Figure record extracts
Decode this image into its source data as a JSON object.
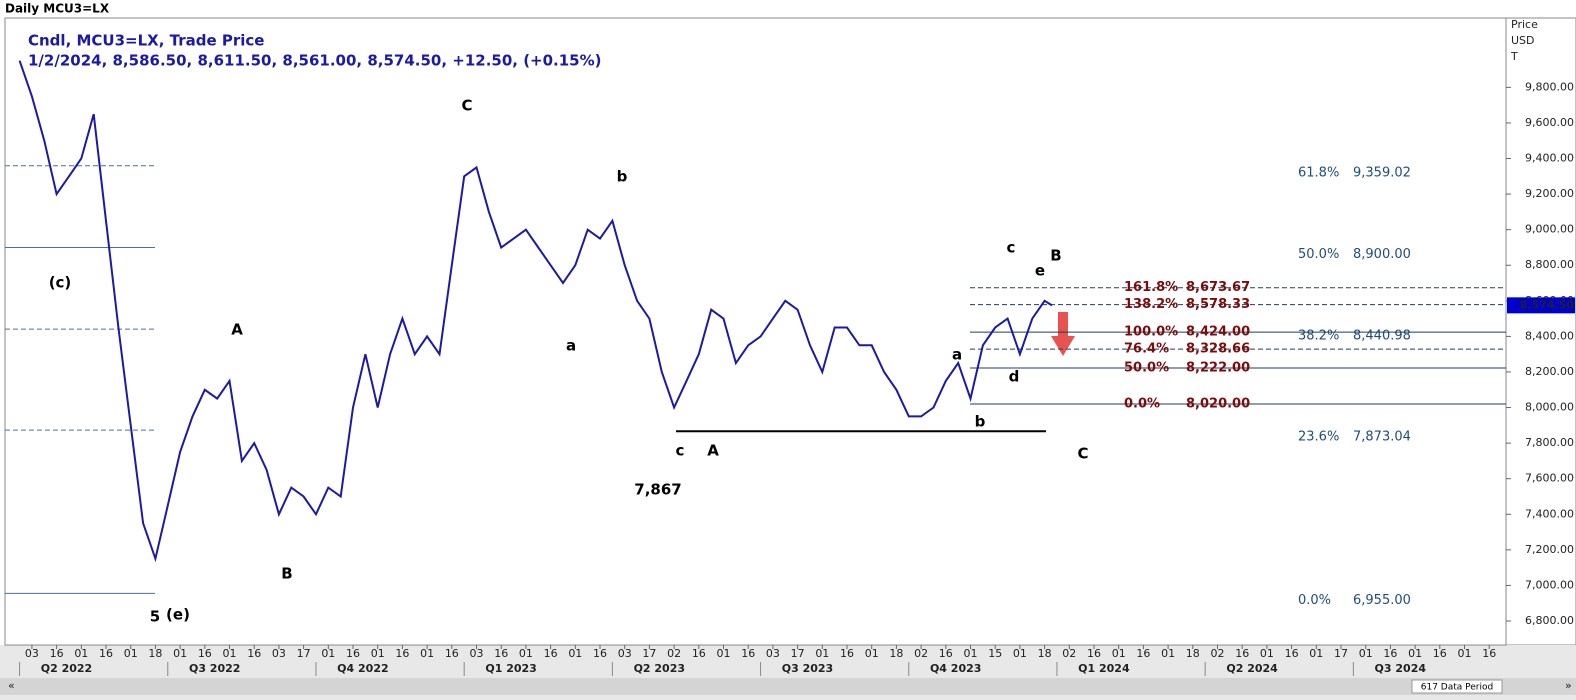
{
  "chart_data": {
    "type": "line",
    "title": "Daily MCU3=LX",
    "legend_title": "Cndl, MCU3=LX, Trade Price",
    "legend_values": "1/2/2024, 8,586.50, 8,611.50, 8,561.00, 8,574.50, +12.50, (+0.15%)",
    "y_axis_label": [
      "Price",
      "USD",
      "T"
    ],
    "footer": "617 Data Period",
    "xlim": [
      -1.09,
      59.68
    ],
    "ylim": [
      6665,
      10190
    ],
    "yticks": [
      {
        "value": 6800,
        "label": "6,800.00"
      },
      {
        "value": 7000,
        "label": "7,000.00"
      },
      {
        "value": 7200,
        "label": "7,200.00"
      },
      {
        "value": 7400,
        "label": "7,400.00"
      },
      {
        "value": 7600,
        "label": "7,600.00"
      },
      {
        "value": 7800,
        "label": "7,800.00"
      },
      {
        "value": 8000,
        "label": "8,000.00"
      },
      {
        "value": 8200,
        "label": "8,200.00"
      },
      {
        "value": 8400,
        "label": "8,400.00"
      },
      {
        "value": 8600,
        "label": "8,600.00"
      },
      {
        "value": 8800,
        "label": "8,800.00"
      },
      {
        "value": 9000,
        "label": "9,000.00"
      },
      {
        "value": 9200,
        "label": "9,200.00"
      },
      {
        "value": 9400,
        "label": "9,400.00"
      },
      {
        "value": 9600,
        "label": "9,600.00"
      },
      {
        "value": 9800,
        "label": "9,800.00"
      }
    ],
    "xtick_labels": [
      "03",
      "16",
      "01",
      "16",
      "01",
      "18",
      "01",
      "16",
      "01",
      "16",
      "03",
      "17",
      "01",
      "16",
      "01",
      "16",
      "01",
      "16",
      "03",
      "16",
      "01",
      "16",
      "01",
      "16",
      "03",
      "17",
      "02",
      "16",
      "01",
      "16",
      "03",
      "17",
      "01",
      "16",
      "01",
      "18",
      "02",
      "16",
      "01",
      "15",
      "01",
      "18",
      "02",
      "16",
      "01",
      "16",
      "01",
      "18",
      "02",
      "16",
      "01",
      "16",
      "01",
      "17",
      "01",
      "16",
      "01",
      "16",
      "01",
      "16"
    ],
    "quarters": [
      "Q2 2022",
      "Q3 2022",
      "Q4 2022",
      "Q1 2023",
      "Q2 2023",
      "Q3 2023",
      "Q4 2023",
      "Q1 2024",
      "Q2 2024",
      "Q3 2024"
    ],
    "x": [
      -0.5,
      0,
      0.5,
      1,
      1.5,
      2,
      2.5,
      3,
      3.5,
      4,
      4.5,
      5,
      5.5,
      6,
      6.5,
      7,
      7.5,
      8,
      8.5,
      9,
      9.5,
      10,
      10.5,
      11,
      11.5,
      12,
      12.5,
      13,
      13.5,
      14,
      14.5,
      15,
      15.5,
      16,
      16.5,
      17,
      17.5,
      18,
      18.5,
      19,
      19.5,
      20,
      20.5,
      21,
      21.5,
      22,
      22.5,
      23,
      23.5,
      24,
      24.5,
      25,
      25.5,
      26,
      26.5,
      27,
      27.5,
      28,
      28.5,
      29,
      29.5,
      30,
      30.5,
      31,
      31.5,
      32,
      32.5,
      33,
      33.5,
      34,
      34.5,
      35,
      35.5,
      36,
      36.5,
      37,
      37.5,
      38,
      38.5,
      39,
      39.5,
      40,
      40.5,
      41,
      41.3
    ],
    "series": [
      {
        "name": "MCU3=LX",
        "color": "#1a1aa6",
        "values": [
          9950,
          9750,
          9500,
          9200,
          9300,
          9400,
          9650,
          9050,
          8450,
          7900,
          7350,
          7150,
          7450,
          7750,
          7950,
          8100,
          8050,
          8150,
          7700,
          7800,
          7650,
          7400,
          7550,
          7500,
          7400,
          7550,
          7500,
          8000,
          8300,
          8000,
          8300,
          8500,
          8300,
          8400,
          8300,
          8800,
          9300,
          9350,
          9100,
          8900,
          8950,
          9000,
          8900,
          8800,
          8700,
          8800,
          9000,
          8950,
          9050,
          8800,
          8600,
          8500,
          8200,
          8000,
          8150,
          8300,
          8550,
          8500,
          8250,
          8350,
          8400,
          8500,
          8600,
          8550,
          8350,
          8200,
          8450,
          8450,
          8350,
          8350,
          8200,
          8100,
          7950,
          7950,
          8000,
          8150,
          8250,
          8050,
          8350,
          8450,
          8500,
          8300,
          8500,
          8600,
          8574.5
        ]
      }
    ],
    "last_price": {
      "value": 8574.5,
      "label": "8,574.50"
    },
    "support": {
      "value": 7867,
      "label": "7,867"
    },
    "fib_left": [
      {
        "pct": "61.8%",
        "value": 9359.02,
        "label": "9,359.02",
        "style": "dashed"
      },
      {
        "pct": "50.0%",
        "value": 8900,
        "label": "8,900.00",
        "style": "solid"
      },
      {
        "pct": "38.2%",
        "value": 8440.98,
        "label": "8,440.98",
        "style": "dashed"
      },
      {
        "pct": "23.6%",
        "value": 7873.04,
        "label": "7,873.04",
        "style": "dashed"
      },
      {
        "pct": "0.0%",
        "value": 6955,
        "label": "6,955.00",
        "style": "solid"
      }
    ],
    "fib_right": [
      {
        "pct": "161.8%",
        "value": 8673.67,
        "label": "8,673.67",
        "style": "dashed"
      },
      {
        "pct": "138.2%",
        "value": 8578.33,
        "label": "8,578.33",
        "style": "dashed"
      },
      {
        "pct": "100.0%",
        "value": 8424,
        "label": "8,424.00",
        "style": "solid"
      },
      {
        "pct": "76.4%",
        "value": 8328.66,
        "label": "8,328.66",
        "style": "dashed"
      },
      {
        "pct": "50.0%",
        "value": 8222,
        "label": "8,222.00",
        "style": "solid"
      },
      {
        "pct": "0.0%",
        "value": 8020,
        "label": "8,020.00",
        "style": "solid"
      }
    ],
    "waves": [
      "(c)",
      "5",
      "(e)",
      "A",
      "B",
      "C",
      "b",
      "a",
      "c",
      "A",
      "a",
      "b",
      "c",
      "d",
      "e",
      "B",
      "C"
    ]
  }
}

TASK REQUIREMENTS: Generate a word-for-word copy of the preceding records, excluding all pictures.

EXERCISE ANSWER:
Decode this image into its source data as a JSON object.
{
  "chart_data": {
    "type": "line",
    "title": "Daily MCU3=LX",
    "legend_title": "Cndl, MCU3=LX, Trade Price",
    "legend_values": "1/2/2024, 8,586.50, 8,611.50, 8,561.00, 8,574.50, +12.50, (+0.15%)",
    "y_axis_label": [
      "Price",
      "USD",
      "T"
    ],
    "footer": "617 Data Period",
    "xlim": [
      -1.09,
      59.68
    ],
    "ylim": [
      6665,
      10190
    ],
    "yticks": [
      {
        "value": 6800,
        "label": "6,800.00"
      },
      {
        "value": 7000,
        "label": "7,000.00"
      },
      {
        "value": 7200,
        "label": "7,200.00"
      },
      {
        "value": 7400,
        "label": "7,400.00"
      },
      {
        "value": 7600,
        "label": "7,600.00"
      },
      {
        "value": 7800,
        "label": "7,800.00"
      },
      {
        "value": 8000,
        "label": "8,000.00"
      },
      {
        "value": 8200,
        "label": "8,200.00"
      },
      {
        "value": 8400,
        "label": "8,400.00"
      },
      {
        "value": 8600,
        "label": "8,600.00"
      },
      {
        "value": 8800,
        "label": "8,800.00"
      },
      {
        "value": 9000,
        "label": "9,000.00"
      },
      {
        "value": 9200,
        "label": "9,200.00"
      },
      {
        "value": 9400,
        "label": "9,400.00"
      },
      {
        "value": 9600,
        "label": "9,600.00"
      },
      {
        "value": 9800,
        "label": "9,800.00"
      }
    ],
    "xtick_labels": [
      "03",
      "16",
      "01",
      "16",
      "01",
      "18",
      "01",
      "16",
      "01",
      "16",
      "03",
      "17",
      "01",
      "16",
      "01",
      "16",
      "01",
      "16",
      "03",
      "16",
      "01",
      "16",
      "01",
      "16",
      "03",
      "17",
      "02",
      "16",
      "01",
      "16",
      "03",
      "17",
      "01",
      "16",
      "01",
      "18",
      "02",
      "16",
      "01",
      "15",
      "01",
      "18",
      "02",
      "16",
      "01",
      "16",
      "01",
      "18",
      "02",
      "16",
      "01",
      "16",
      "01",
      "17",
      "01",
      "16",
      "01",
      "16",
      "01",
      "16"
    ],
    "quarters": [
      "Q2 2022",
      "Q3 2022",
      "Q4 2022",
      "Q1 2023",
      "Q2 2023",
      "Q3 2023",
      "Q4 2023",
      "Q1 2024",
      "Q2 2024",
      "Q3 2024"
    ],
    "x": [
      -0.5,
      0,
      0.5,
      1,
      1.5,
      2,
      2.5,
      3,
      3.5,
      4,
      4.5,
      5,
      5.5,
      6,
      6.5,
      7,
      7.5,
      8,
      8.5,
      9,
      9.5,
      10,
      10.5,
      11,
      11.5,
      12,
      12.5,
      13,
      13.5,
      14,
      14.5,
      15,
      15.5,
      16,
      16.5,
      17,
      17.5,
      18,
      18.5,
      19,
      19.5,
      20,
      20.5,
      21,
      21.5,
      22,
      22.5,
      23,
      23.5,
      24,
      24.5,
      25,
      25.5,
      26,
      26.5,
      27,
      27.5,
      28,
      28.5,
      29,
      29.5,
      30,
      30.5,
      31,
      31.5,
      32,
      32.5,
      33,
      33.5,
      34,
      34.5,
      35,
      35.5,
      36,
      36.5,
      37,
      37.5,
      38,
      38.5,
      39,
      39.5,
      40,
      40.5,
      41,
      41.3
    ],
    "series": [
      {
        "name": "MCU3=LX",
        "color": "#1a1aa6",
        "values": [
          9950,
          9750,
          9500,
          9200,
          9300,
          9400,
          9650,
          9050,
          8450,
          7900,
          7350,
          7150,
          7450,
          7750,
          7950,
          8100,
          8050,
          8150,
          7700,
          7800,
          7650,
          7400,
          7550,
          7500,
          7400,
          7550,
          7500,
          8000,
          8300,
          8000,
          8300,
          8500,
          8300,
          8400,
          8300,
          8800,
          9300,
          9350,
          9100,
          8900,
          8950,
          9000,
          8900,
          8800,
          8700,
          8800,
          9000,
          8950,
          9050,
          8800,
          8600,
          8500,
          8200,
          8000,
          8150,
          8300,
          8550,
          8500,
          8250,
          8350,
          8400,
          8500,
          8600,
          8550,
          8350,
          8200,
          8450,
          8450,
          8350,
          8350,
          8200,
          8100,
          7950,
          7950,
          8000,
          8150,
          8250,
          8050,
          8350,
          8450,
          8500,
          8300,
          8500,
          8600,
          8574.5
        ]
      }
    ],
    "last_price": {
      "value": 8574.5,
      "label": "8,574.50"
    },
    "support": {
      "value": 7867,
      "label": "7,867"
    },
    "fib_left": [
      {
        "pct": "61.8%",
        "value": 9359.02,
        "label": "9,359.02",
        "style": "dashed"
      },
      {
        "pct": "50.0%",
        "value": 8900,
        "label": "8,900.00",
        "style": "solid"
      },
      {
        "pct": "38.2%",
        "value": 8440.98,
        "label": "8,440.98",
        "style": "dashed"
      },
      {
        "pct": "23.6%",
        "value": 7873.04,
        "label": "7,873.04",
        "style": "dashed"
      },
      {
        "pct": "0.0%",
        "value": 6955,
        "label": "6,955.00",
        "style": "solid"
      }
    ],
    "fib_right": [
      {
        "pct": "161.8%",
        "value": 8673.67,
        "label": "8,673.67",
        "style": "dashed"
      },
      {
        "pct": "138.2%",
        "value": 8578.33,
        "label": "8,578.33",
        "style": "dashed"
      },
      {
        "pct": "100.0%",
        "value": 8424,
        "label": "8,424.00",
        "style": "solid"
      },
      {
        "pct": "76.4%",
        "value": 8328.66,
        "label": "8,328.66",
        "style": "dashed"
      },
      {
        "pct": "50.0%",
        "value": 8222,
        "label": "8,222.00",
        "style": "solid"
      },
      {
        "pct": "0.0%",
        "value": 8020,
        "label": "8,020.00",
        "style": "solid"
      }
    ],
    "waves": [
      "(c)",
      "5",
      "(e)",
      "A",
      "B",
      "C",
      "b",
      "a",
      "c",
      "A",
      "a",
      "b",
      "c",
      "d",
      "e",
      "B",
      "C"
    ]
  }
}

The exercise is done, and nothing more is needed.